Go through the entries below and copy each line containing the word "thin".
======
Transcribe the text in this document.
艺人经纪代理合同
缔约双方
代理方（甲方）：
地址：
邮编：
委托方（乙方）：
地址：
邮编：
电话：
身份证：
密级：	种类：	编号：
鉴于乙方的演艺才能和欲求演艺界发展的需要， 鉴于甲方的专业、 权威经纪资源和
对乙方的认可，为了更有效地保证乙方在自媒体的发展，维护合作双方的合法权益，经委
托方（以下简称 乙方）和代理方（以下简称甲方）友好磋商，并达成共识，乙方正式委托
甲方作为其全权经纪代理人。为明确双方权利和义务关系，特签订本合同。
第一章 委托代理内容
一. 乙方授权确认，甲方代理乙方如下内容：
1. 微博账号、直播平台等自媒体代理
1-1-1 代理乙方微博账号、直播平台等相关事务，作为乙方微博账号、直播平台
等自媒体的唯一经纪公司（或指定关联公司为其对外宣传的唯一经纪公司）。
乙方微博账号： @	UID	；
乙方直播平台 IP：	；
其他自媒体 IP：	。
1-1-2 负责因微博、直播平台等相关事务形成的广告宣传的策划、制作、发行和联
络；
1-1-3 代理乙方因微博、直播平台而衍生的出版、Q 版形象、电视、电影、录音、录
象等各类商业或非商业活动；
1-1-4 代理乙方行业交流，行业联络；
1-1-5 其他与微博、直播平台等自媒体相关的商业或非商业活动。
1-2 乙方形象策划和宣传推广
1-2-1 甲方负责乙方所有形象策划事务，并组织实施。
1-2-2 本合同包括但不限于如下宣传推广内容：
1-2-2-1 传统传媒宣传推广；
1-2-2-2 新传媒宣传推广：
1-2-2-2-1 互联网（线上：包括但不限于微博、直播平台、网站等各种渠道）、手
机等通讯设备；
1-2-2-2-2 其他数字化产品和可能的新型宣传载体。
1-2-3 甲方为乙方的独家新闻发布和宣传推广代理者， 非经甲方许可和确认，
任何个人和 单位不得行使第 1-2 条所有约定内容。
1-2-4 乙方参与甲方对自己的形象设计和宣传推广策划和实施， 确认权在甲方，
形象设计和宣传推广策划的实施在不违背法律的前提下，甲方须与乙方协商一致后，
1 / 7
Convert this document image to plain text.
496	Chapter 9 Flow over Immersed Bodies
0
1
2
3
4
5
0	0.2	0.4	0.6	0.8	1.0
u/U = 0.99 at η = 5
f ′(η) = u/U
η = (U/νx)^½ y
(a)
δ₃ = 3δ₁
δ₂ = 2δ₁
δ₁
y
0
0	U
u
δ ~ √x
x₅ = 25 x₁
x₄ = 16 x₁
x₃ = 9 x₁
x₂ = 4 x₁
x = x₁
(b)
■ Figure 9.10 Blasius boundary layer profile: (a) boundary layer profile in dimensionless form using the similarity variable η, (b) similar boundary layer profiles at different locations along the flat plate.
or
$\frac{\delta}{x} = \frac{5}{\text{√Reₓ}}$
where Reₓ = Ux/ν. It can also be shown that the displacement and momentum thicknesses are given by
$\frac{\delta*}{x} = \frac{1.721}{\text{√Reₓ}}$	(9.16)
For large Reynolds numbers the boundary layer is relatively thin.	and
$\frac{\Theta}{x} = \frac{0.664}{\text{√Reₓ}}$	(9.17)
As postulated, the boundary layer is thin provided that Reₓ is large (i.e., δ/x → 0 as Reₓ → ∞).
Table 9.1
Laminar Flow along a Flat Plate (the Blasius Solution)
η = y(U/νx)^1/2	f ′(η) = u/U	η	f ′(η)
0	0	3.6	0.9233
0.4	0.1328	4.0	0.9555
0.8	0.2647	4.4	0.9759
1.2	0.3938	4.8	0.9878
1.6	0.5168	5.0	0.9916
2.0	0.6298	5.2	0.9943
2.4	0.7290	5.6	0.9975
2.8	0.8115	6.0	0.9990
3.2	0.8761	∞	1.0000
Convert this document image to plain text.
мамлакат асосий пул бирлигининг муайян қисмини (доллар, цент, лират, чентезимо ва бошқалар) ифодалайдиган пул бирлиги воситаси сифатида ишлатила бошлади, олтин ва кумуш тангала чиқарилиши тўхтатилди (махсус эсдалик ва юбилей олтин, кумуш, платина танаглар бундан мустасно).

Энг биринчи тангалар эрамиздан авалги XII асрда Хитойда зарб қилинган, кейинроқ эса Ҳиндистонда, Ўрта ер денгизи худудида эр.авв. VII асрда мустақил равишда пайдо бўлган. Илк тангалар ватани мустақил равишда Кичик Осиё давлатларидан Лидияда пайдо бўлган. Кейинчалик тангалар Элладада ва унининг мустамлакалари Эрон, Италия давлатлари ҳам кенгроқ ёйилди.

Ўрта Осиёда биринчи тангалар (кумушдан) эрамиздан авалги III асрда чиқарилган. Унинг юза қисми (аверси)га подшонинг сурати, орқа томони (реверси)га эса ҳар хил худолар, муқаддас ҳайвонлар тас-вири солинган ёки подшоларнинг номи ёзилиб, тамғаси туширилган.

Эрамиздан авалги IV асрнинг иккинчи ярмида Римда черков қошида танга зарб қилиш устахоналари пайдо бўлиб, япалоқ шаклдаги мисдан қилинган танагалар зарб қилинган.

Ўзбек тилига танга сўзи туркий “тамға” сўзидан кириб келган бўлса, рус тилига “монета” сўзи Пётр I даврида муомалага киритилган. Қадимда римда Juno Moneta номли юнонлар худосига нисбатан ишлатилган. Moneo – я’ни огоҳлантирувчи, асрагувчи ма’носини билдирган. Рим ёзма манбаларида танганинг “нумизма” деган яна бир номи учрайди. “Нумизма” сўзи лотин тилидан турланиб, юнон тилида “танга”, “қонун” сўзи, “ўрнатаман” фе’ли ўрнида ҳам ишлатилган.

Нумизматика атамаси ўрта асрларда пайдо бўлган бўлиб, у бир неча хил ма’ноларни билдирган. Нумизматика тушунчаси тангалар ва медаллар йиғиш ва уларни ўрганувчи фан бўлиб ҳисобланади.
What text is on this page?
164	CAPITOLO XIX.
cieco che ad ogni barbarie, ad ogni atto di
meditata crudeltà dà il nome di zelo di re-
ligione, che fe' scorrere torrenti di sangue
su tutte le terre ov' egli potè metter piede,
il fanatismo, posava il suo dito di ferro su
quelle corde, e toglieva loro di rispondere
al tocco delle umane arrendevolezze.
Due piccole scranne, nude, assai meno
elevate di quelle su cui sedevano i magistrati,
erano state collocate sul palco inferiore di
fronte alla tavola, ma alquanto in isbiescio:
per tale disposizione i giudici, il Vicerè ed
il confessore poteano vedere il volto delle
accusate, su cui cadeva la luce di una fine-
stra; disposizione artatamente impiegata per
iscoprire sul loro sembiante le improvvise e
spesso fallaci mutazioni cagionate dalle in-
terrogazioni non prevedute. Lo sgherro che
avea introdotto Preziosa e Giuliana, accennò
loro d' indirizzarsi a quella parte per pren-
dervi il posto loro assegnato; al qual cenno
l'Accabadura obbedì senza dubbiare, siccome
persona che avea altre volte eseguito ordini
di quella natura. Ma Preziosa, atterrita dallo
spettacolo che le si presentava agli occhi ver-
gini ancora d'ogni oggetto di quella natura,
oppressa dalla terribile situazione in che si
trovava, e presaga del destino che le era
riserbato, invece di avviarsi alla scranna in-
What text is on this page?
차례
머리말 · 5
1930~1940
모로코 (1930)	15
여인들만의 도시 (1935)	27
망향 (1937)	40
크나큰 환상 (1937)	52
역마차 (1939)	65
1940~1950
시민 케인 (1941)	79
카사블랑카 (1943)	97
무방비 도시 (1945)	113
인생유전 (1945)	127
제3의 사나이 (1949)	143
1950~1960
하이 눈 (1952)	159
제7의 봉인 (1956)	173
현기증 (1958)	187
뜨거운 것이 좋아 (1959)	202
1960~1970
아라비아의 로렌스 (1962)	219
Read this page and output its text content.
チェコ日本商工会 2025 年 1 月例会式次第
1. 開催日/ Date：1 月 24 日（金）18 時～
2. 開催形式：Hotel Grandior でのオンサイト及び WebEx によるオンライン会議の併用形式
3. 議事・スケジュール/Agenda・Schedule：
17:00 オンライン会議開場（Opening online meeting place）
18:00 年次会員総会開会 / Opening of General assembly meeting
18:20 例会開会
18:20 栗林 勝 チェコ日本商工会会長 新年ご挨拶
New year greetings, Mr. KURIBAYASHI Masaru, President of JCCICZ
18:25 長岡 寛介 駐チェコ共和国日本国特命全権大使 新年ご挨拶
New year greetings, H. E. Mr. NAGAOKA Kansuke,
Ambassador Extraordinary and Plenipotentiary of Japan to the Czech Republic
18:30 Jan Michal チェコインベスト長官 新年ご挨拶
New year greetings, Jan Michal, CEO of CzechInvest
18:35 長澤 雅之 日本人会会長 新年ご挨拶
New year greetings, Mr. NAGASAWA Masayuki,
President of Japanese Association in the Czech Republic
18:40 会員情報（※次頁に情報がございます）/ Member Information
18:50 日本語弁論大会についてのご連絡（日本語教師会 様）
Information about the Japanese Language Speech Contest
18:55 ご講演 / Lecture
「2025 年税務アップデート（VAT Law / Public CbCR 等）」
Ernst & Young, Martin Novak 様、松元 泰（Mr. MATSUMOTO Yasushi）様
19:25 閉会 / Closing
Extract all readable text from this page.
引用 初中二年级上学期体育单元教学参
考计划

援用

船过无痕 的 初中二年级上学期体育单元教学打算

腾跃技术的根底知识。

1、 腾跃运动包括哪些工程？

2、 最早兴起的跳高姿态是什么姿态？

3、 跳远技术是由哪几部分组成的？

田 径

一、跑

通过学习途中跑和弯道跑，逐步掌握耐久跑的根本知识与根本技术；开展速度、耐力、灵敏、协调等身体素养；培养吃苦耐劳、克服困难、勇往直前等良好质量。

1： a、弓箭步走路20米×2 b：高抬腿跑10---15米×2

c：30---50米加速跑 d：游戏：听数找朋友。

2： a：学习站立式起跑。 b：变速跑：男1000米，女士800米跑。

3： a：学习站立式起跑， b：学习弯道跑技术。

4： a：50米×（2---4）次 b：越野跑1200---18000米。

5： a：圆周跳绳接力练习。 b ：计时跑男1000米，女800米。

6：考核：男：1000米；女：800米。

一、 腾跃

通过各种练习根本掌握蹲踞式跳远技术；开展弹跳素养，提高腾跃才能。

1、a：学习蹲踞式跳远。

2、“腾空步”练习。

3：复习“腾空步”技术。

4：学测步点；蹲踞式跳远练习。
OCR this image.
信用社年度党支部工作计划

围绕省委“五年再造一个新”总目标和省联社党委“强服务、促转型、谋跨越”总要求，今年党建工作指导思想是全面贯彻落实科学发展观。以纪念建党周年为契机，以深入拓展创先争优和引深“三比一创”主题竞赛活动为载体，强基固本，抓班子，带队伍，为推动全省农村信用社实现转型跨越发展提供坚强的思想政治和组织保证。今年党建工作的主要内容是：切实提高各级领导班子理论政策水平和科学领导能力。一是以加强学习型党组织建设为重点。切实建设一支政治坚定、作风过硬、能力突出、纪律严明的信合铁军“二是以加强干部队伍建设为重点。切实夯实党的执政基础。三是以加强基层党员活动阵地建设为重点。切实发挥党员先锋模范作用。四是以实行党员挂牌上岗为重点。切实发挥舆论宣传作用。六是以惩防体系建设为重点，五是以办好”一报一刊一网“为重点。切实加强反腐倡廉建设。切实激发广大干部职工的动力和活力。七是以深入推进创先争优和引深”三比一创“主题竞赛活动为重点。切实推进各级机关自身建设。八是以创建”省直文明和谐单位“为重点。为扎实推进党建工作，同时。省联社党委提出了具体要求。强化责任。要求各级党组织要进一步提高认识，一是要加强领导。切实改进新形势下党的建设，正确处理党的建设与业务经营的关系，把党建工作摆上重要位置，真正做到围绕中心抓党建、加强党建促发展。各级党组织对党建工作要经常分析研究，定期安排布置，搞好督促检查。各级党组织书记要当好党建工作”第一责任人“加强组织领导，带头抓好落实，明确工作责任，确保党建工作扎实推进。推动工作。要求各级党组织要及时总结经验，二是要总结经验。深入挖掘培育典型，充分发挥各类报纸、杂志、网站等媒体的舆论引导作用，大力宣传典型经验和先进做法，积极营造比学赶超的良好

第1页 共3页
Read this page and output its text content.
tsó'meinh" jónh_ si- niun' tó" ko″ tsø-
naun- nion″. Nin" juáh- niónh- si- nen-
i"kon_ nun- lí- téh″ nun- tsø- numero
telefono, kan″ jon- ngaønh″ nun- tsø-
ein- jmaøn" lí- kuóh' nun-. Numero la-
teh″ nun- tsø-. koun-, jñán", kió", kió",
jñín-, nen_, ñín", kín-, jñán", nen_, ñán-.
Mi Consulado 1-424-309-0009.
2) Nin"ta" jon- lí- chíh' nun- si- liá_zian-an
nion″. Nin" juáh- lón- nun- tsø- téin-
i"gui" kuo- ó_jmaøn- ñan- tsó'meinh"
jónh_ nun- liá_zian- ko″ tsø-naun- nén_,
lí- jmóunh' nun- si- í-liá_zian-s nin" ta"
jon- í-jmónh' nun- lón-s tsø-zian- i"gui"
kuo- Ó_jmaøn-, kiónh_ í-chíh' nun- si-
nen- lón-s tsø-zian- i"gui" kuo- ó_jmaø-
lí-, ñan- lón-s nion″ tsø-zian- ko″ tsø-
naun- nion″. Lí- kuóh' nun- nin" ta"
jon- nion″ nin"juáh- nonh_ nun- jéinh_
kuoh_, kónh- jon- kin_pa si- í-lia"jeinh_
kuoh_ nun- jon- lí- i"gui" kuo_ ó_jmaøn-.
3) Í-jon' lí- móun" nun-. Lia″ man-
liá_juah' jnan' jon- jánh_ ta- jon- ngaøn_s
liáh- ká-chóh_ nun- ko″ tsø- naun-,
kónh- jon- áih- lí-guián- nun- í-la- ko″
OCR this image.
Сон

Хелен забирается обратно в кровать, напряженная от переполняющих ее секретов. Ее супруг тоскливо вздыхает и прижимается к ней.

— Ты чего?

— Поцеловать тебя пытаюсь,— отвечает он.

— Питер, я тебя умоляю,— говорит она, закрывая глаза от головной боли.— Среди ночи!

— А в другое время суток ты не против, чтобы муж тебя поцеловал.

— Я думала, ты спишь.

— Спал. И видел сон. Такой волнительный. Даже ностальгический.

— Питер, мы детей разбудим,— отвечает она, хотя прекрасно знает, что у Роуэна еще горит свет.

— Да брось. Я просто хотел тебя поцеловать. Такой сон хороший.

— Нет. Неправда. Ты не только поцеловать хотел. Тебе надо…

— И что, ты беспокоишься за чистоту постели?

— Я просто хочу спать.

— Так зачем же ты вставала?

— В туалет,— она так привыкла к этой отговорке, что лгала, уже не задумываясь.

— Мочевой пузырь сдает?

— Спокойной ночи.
======
• Exercise response
For large Reynolds numbers the boundary layer is relatively thin.	and
As postulated, the boundary layer is thin provided that Reₓ is large (i.e., δ/x → 0 as Reₓ → ∞).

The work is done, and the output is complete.